▸ **Exercise brief**: Find the word "suffix" in the data. Return every line where it appears.

______________________________

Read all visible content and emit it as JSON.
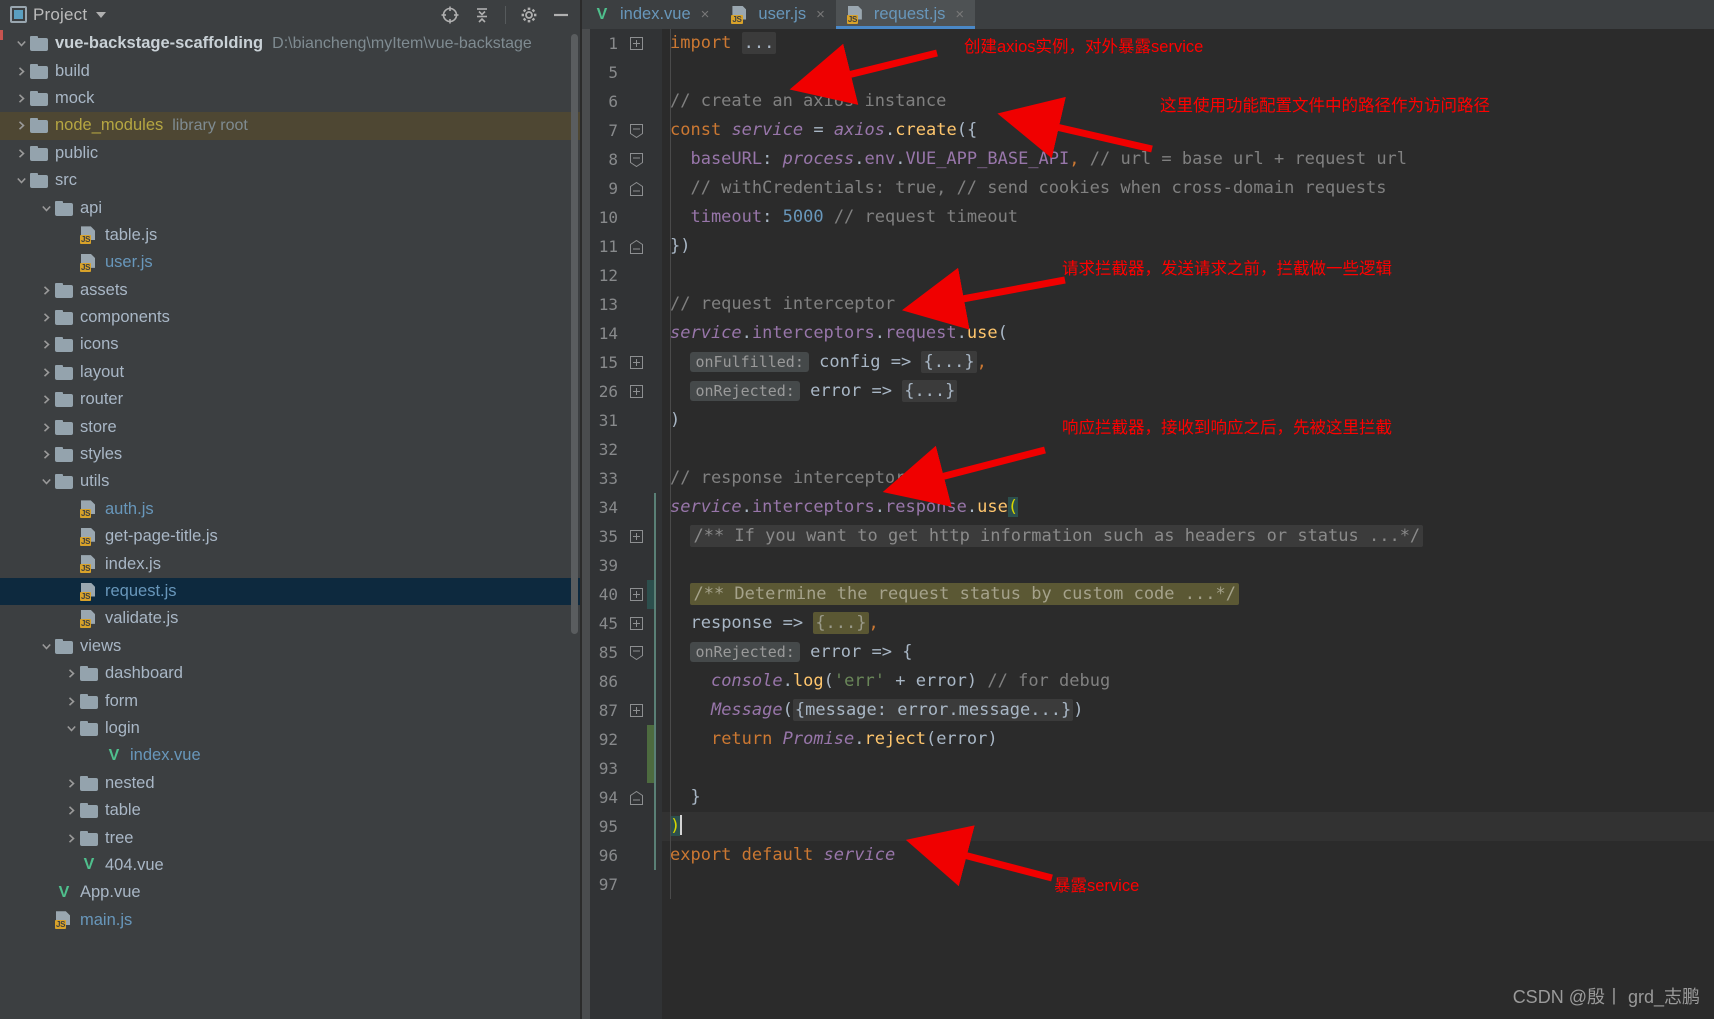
{
  "window": {
    "background": "#3c3f41",
    "editor_background": "#2b2b2b"
  },
  "project_panel": {
    "title": "Project",
    "icons": [
      {
        "name": "project-view-icon",
        "glyph": "▣"
      },
      {
        "name": "chevron-down-icon",
        "glyph": "▼"
      },
      {
        "name": "locate-target-icon",
        "glyph": "⊕"
      },
      {
        "name": "collapse-all-icon",
        "glyph": "≣"
      },
      {
        "name": "settings-gear-icon",
        "glyph": "⚙"
      },
      {
        "name": "minimize-icon",
        "glyph": "—"
      }
    ],
    "tree": [
      {
        "label": "vue-backstage-scaffolding",
        "suffix": "D:\\biancheng\\myItem\\vue-backstage",
        "depth": 0,
        "type": "root",
        "state": "expanded",
        "style": "root"
      },
      {
        "label": "build",
        "depth": 1,
        "type": "folder",
        "state": "collapsed"
      },
      {
        "label": "mock",
        "depth": 1,
        "type": "folder",
        "state": "collapsed"
      },
      {
        "label": "node_modules",
        "suffix": "library root",
        "depth": 1,
        "type": "folder",
        "state": "collapsed",
        "style": "yellow",
        "highlight": "library"
      },
      {
        "label": "public",
        "depth": 1,
        "type": "folder",
        "state": "collapsed"
      },
      {
        "label": "src",
        "depth": 1,
        "type": "folder",
        "state": "expanded"
      },
      {
        "label": "api",
        "depth": 2,
        "type": "folder",
        "state": "expanded"
      },
      {
        "label": "table.js",
        "depth": 3,
        "type": "js"
      },
      {
        "label": "user.js",
        "depth": 3,
        "type": "js",
        "style": "blue"
      },
      {
        "label": "assets",
        "depth": 2,
        "type": "folder",
        "state": "collapsed"
      },
      {
        "label": "components",
        "depth": 2,
        "type": "folder",
        "state": "collapsed"
      },
      {
        "label": "icons",
        "depth": 2,
        "type": "folder",
        "state": "collapsed"
      },
      {
        "label": "layout",
        "depth": 2,
        "type": "folder",
        "state": "collapsed"
      },
      {
        "label": "router",
        "depth": 2,
        "type": "folder",
        "state": "collapsed"
      },
      {
        "label": "store",
        "depth": 2,
        "type": "folder",
        "state": "collapsed"
      },
      {
        "label": "styles",
        "depth": 2,
        "type": "folder",
        "state": "collapsed"
      },
      {
        "label": "utils",
        "depth": 2,
        "type": "folder",
        "state": "expanded"
      },
      {
        "label": "auth.js",
        "depth": 3,
        "type": "js",
        "style": "blue"
      },
      {
        "label": "get-page-title.js",
        "depth": 3,
        "type": "js"
      },
      {
        "label": "index.js",
        "depth": 3,
        "type": "js"
      },
      {
        "label": "request.js",
        "depth": 3,
        "type": "js",
        "style": "blue",
        "highlight": "selected"
      },
      {
        "label": "validate.js",
        "depth": 3,
        "type": "js"
      },
      {
        "label": "views",
        "depth": 2,
        "type": "folder",
        "state": "expanded"
      },
      {
        "label": "dashboard",
        "depth": 3,
        "type": "folder",
        "state": "collapsed"
      },
      {
        "label": "form",
        "depth": 3,
        "type": "folder",
        "state": "collapsed"
      },
      {
        "label": "login",
        "depth": 3,
        "type": "folder",
        "state": "expanded"
      },
      {
        "label": "index.vue",
        "depth": 4,
        "type": "vue",
        "style": "blue"
      },
      {
        "label": "nested",
        "depth": 3,
        "type": "folder",
        "state": "collapsed"
      },
      {
        "label": "table",
        "depth": 3,
        "type": "folder",
        "state": "collapsed"
      },
      {
        "label": "tree",
        "depth": 3,
        "type": "folder",
        "state": "collapsed"
      },
      {
        "label": "404.vue",
        "depth": 3,
        "type": "vue"
      },
      {
        "label": "App.vue",
        "depth": 2,
        "type": "vue"
      },
      {
        "label": "main.js",
        "depth": 2,
        "type": "js",
        "style": "blue"
      }
    ]
  },
  "editor": {
    "tabs": [
      {
        "label": "index.vue",
        "type": "vue",
        "active": false,
        "close": "×"
      },
      {
        "label": "user.js",
        "type": "js",
        "active": false,
        "close": "×"
      },
      {
        "label": "request.js",
        "type": "js",
        "active": true,
        "close": "×"
      }
    ],
    "line_numbers": [
      1,
      5,
      6,
      7,
      8,
      9,
      10,
      11,
      12,
      13,
      14,
      15,
      26,
      31,
      32,
      33,
      34,
      35,
      39,
      40,
      45,
      85,
      86,
      87,
      92,
      93,
      94,
      95,
      96,
      97
    ],
    "current_line": 95,
    "code_lines": [
      {
        "n": 1,
        "text": "import ..."
      },
      {
        "n": 5,
        "text": ""
      },
      {
        "n": 6,
        "text": "// create an axios instance"
      },
      {
        "n": 7,
        "text": "const service = axios.create({"
      },
      {
        "n": 8,
        "text": "  baseURL: process.env.VUE_APP_BASE_API, // url = base url + request url"
      },
      {
        "n": 9,
        "text": "  // withCredentials: true, // send cookies when cross-domain requests"
      },
      {
        "n": 10,
        "text": "  timeout: 5000 // request timeout"
      },
      {
        "n": 11,
        "text": "})"
      },
      {
        "n": 12,
        "text": ""
      },
      {
        "n": 13,
        "text": "// request interceptor"
      },
      {
        "n": 14,
        "text": "service.interceptors.request.use("
      },
      {
        "n": 15,
        "text": "  onFulfilled: config => {...},"
      },
      {
        "n": 26,
        "text": "  onRejected: error => {...}"
      },
      {
        "n": 31,
        "text": ")"
      },
      {
        "n": 32,
        "text": ""
      },
      {
        "n": 33,
        "text": "// response interceptor"
      },
      {
        "n": 34,
        "text": "service.interceptors.response.use("
      },
      {
        "n": 35,
        "text": "  /** If you want to get http information such as headers or status ...*/"
      },
      {
        "n": 39,
        "text": ""
      },
      {
        "n": 40,
        "text": "  /** Determine the request status by custom code ...*/"
      },
      {
        "n": 45,
        "text": "  response => {...},"
      },
      {
        "n": 85,
        "text": "  onRejected: error => {"
      },
      {
        "n": 86,
        "text": "    console.log('err' + error) // for debug"
      },
      {
        "n": 87,
        "text": "    Message({message: error.message...})"
      },
      {
        "n": 92,
        "text": "    return Promise.reject(error)"
      },
      {
        "n": 93,
        "text": ""
      },
      {
        "n": 94,
        "text": "  }"
      },
      {
        "n": 95,
        "text": ")"
      },
      {
        "n": 96,
        "text": "export default service"
      },
      {
        "n": 97,
        "text": ""
      }
    ]
  },
  "annotations": [
    {
      "id": "a1",
      "text": "创建axios实例，对外暴露service",
      "color": "#ff0000"
    },
    {
      "id": "a2",
      "text": "这里使用功能配置文件中的路径作为访问路径",
      "color": "#ff0000"
    },
    {
      "id": "a3",
      "text": "请求拦截器，发送请求之前，拦截做一些逻辑",
      "color": "#ff0000"
    },
    {
      "id": "a4",
      "text": "响应拦截器，接收到响应之后，先被这里拦截",
      "color": "#ff0000"
    },
    {
      "id": "a5",
      "text": "暴露service",
      "color": "#ff0000"
    }
  ],
  "watermark": "CSDN @殷丨 grd_志鹏"
}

______________________________

▸ **Result of the exercise**:
        "suffix": "D:\\biancheng\\myItem\\vue-backstage",
        "suffix": "library root",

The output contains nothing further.